# Start of Document segment
On Tuesday, July 30, 2002, at 02:50 PM, Lo Saeteurn wrote:
on 7/30/02 9:54 AM, Charles Yeomans at yeomans at desuetude dot com wrote:
I tried something similar to this but using a modal dialog telling which
method it is currently in. I put it in the methods that would have
something
to do with the failure assertion.
Modal dialogs slow the execution so much as to be useless in such a
situation. That's why you should use a log file.
The problem is that the methods are long and runs other methods many
times.
It is the methods (same ones may be executed many times) within a method
that are the problem. It is very time consuming on pinning the actual
line
of code, even if you find the method that is the cause because then you
have
to duplicate the failed assertion (that happens average at every 30min-1
hour) line by line. If you have like over a hundred lines (like me) that
would take a few days of continuous work (and patience) that many of us
(like me) don't have.
Well, you're the one who says "Quality is Our Duty!" in your .sig.
Perhaps you need to consider refactoring your code so that it's easier
to understand and trace. But I've probably I've never written a really
big, complex application like yours.
# End of Document segment
[Aim of the exercise] Copy the email exchange starting with "It is the methods" and going on through "application like yours.", substituting "restructuring" for "refactoring". Use only the email exchange as your source.
# Start of Supplied material
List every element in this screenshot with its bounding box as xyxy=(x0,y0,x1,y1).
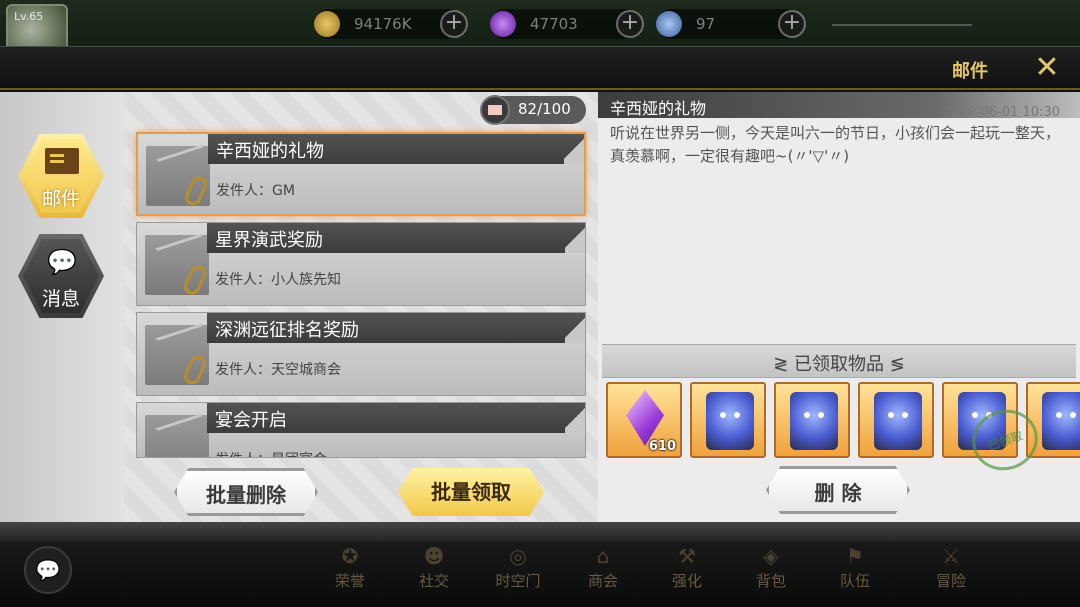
received-items-label: ≷ 已领取物品 ≶ xyxy=(773,354,905,375)
adventure-icon: ⚔ xyxy=(942,544,960,568)
mail-item[interactable]: 星界演武奖励 发件人：小人族先知 xyxy=(136,222,586,306)
add-crystal-button[interactable]: + xyxy=(616,10,644,38)
slime-card-icon xyxy=(706,392,754,450)
mailbox-icon xyxy=(480,95,510,125)
mail-subject: 宴会开启 xyxy=(215,410,287,431)
mail-item[interactable]: 辛西娅的礼物 发件人：GM xyxy=(136,132,586,216)
gold-resource: 94176K + xyxy=(314,9,468,39)
enhance-icon: ⚒ xyxy=(678,544,696,568)
bottom-nav-bar: 💬 ✪ 荣誉 ☻ 社交 ◎ 时空门 ⌂ 商会 ⚒ 强化 ◈ 背包 ⚑ 队伍 ⚔ … xyxy=(0,522,1080,607)
tab-mail-label: 邮件 xyxy=(41,188,80,210)
nav-enhance[interactable]: ⚒ 强化 xyxy=(650,544,724,604)
add-stamina-button[interactable]: + xyxy=(778,10,806,38)
mail-subject: 深渊远征排名奖励 xyxy=(215,320,359,341)
nav-portal-label: 时空门 xyxy=(495,572,541,590)
mail-sender: 发件人：小人族先知 xyxy=(215,272,341,288)
nav-team[interactable]: ⚑ 队伍 xyxy=(818,544,892,604)
reward-item[interactable] xyxy=(690,382,766,458)
portal-icon: ◎ xyxy=(509,544,527,568)
nav-team-label: 队伍 xyxy=(839,572,870,590)
received-items-header: ≷ 已领取物品 ≶ xyxy=(602,344,1076,378)
nav-shop-label: 商会 xyxy=(587,572,618,590)
mail-detail-panel: 辛西娅的礼物 2020-06-01 10:30 听说在世界另一侧，今天是叫六一的… xyxy=(598,92,1080,522)
close-icon[interactable]: ✕ xyxy=(1030,53,1064,83)
honor-icon: ✪ xyxy=(341,544,359,568)
nav-adventure[interactable]: ⚔ 冒险 xyxy=(914,544,988,604)
batch-delete-button[interactable]: 批量删除 xyxy=(174,468,318,516)
nav-portal[interactable]: ◎ 时空门 xyxy=(481,544,555,604)
tab-messages-label: 消息 xyxy=(41,288,80,310)
player-level: Lv.65 xyxy=(14,10,44,23)
bottom-strip xyxy=(0,522,1080,542)
nav-bag[interactable]: ◈ 背包 xyxy=(734,544,808,604)
crystal-value: 47703 xyxy=(530,15,578,33)
crystal-resource: 47703 + xyxy=(490,9,644,39)
mail-subject: 星界演武奖励 xyxy=(215,230,323,251)
tab-mail[interactable]: 邮件 xyxy=(18,134,104,218)
delete-mail-button[interactable]: 删 除 xyxy=(766,466,910,514)
social-icon: ☻ xyxy=(423,544,445,568)
shop-icon: ⌂ xyxy=(596,544,610,568)
nav-honor[interactable]: ✪ 荣誉 xyxy=(313,544,387,604)
mail-title: 邮件 xyxy=(952,61,988,82)
slime-card-icon xyxy=(1042,392,1080,450)
purple-gem-icon xyxy=(626,390,664,446)
detail-body: 听说在世界另一侧，今天是叫六一的节日，小孩们会一起玩一整天，真羡慕啊，一定很有趣… xyxy=(610,124,1061,165)
top-hud: Lv.65 94176K + 47703 + 97 + xyxy=(0,0,1080,56)
bag-icon: ◈ xyxy=(763,544,779,568)
nav-honor-label: 荣誉 xyxy=(334,572,365,590)
add-gold-button[interactable]: + xyxy=(440,10,468,38)
stamina-resource: 97 + xyxy=(656,9,806,39)
mail-subject: 辛西娅的礼物 xyxy=(216,141,324,162)
stamina-value: 97 xyxy=(696,15,716,33)
nav-adventure-label: 冒险 xyxy=(935,572,966,590)
reward-item[interactable]: 610 xyxy=(606,382,682,458)
nav-shop[interactable]: ⌂ 商会 xyxy=(566,544,640,604)
nav-bag-label: 背包 xyxy=(755,572,786,590)
gold-value: 94176K xyxy=(354,15,412,33)
mail-item[interactable]: 深渊远征排名奖励 发件人：天空城商会 xyxy=(136,312,586,396)
envelope-icon xyxy=(45,148,79,174)
mail-counter: 82/100 xyxy=(480,95,586,125)
hud-divider xyxy=(832,24,972,26)
mail-sender: 发件人：GM xyxy=(216,183,295,199)
reward-item[interactable] xyxy=(774,382,850,458)
mail-item[interactable]: 宴会开启 发件人：星团宴会 xyxy=(136,402,586,458)
nav-social-label: 社交 xyxy=(418,572,449,590)
orb-icon xyxy=(656,11,682,37)
reward-item[interactable] xyxy=(858,382,934,458)
envelope-icon xyxy=(145,415,209,457)
mail-header: 邮件 ✕ xyxy=(0,46,1080,90)
detail-date: 2020-06-01 10:30 xyxy=(942,105,1060,120)
team-icon: ⚑ xyxy=(846,544,864,568)
mail-count: 82/100 xyxy=(518,100,571,118)
slime-card-icon xyxy=(790,392,838,450)
reward-qty: 610 xyxy=(648,439,676,454)
detail-title: 辛西娅的礼物 xyxy=(610,99,707,118)
nav-social[interactable]: ☻ 社交 xyxy=(397,544,471,604)
batch-claim-button[interactable]: 批量领取 xyxy=(398,468,544,516)
purple-crystal-icon xyxy=(490,11,516,37)
mail-sender: 发件人：星团宴会 xyxy=(215,449,327,457)
mail-list-panel: 82/100 辛西娅的礼物 发件人：GM 星界演武奖励 发件人：小人族先知 深渊… xyxy=(124,92,598,522)
nav-enhance-label: 强化 xyxy=(671,572,702,590)
mail-sender: 发件人：天空城商会 xyxy=(215,362,341,378)
gold-coin-icon xyxy=(314,11,340,37)
chat-bubble-icon: 💬 xyxy=(47,248,77,276)
chat-icon[interactable]: 💬 xyxy=(24,546,72,594)
tab-messages[interactable]: 💬 消息 xyxy=(18,234,104,318)
slime-card-icon xyxy=(874,392,922,450)
mail-sidebar: 邮件 💬 消息 xyxy=(0,92,124,522)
# End of Supplied material
[The answer]
It is the methods (same ones may be executed many times) within a method
that are the problem. It is very time consuming on pinning the actual
line
of code, even if you find the method that is the cause because then you
have
to duplicate the failed assertion (that happens average at every 30min-1
hour) line by line. If you have like over a hundred lines (like me) that
would take a few days of continuous work (and patience) that many of us
(like me) don't have.
Well, you're the one who says "Quality is Our Duty!" in your .sig.
Perhaps you need to consider restructuring your code so that it's easier
to understand and trace. But I've probably I've never written a really
big, complex application like yours.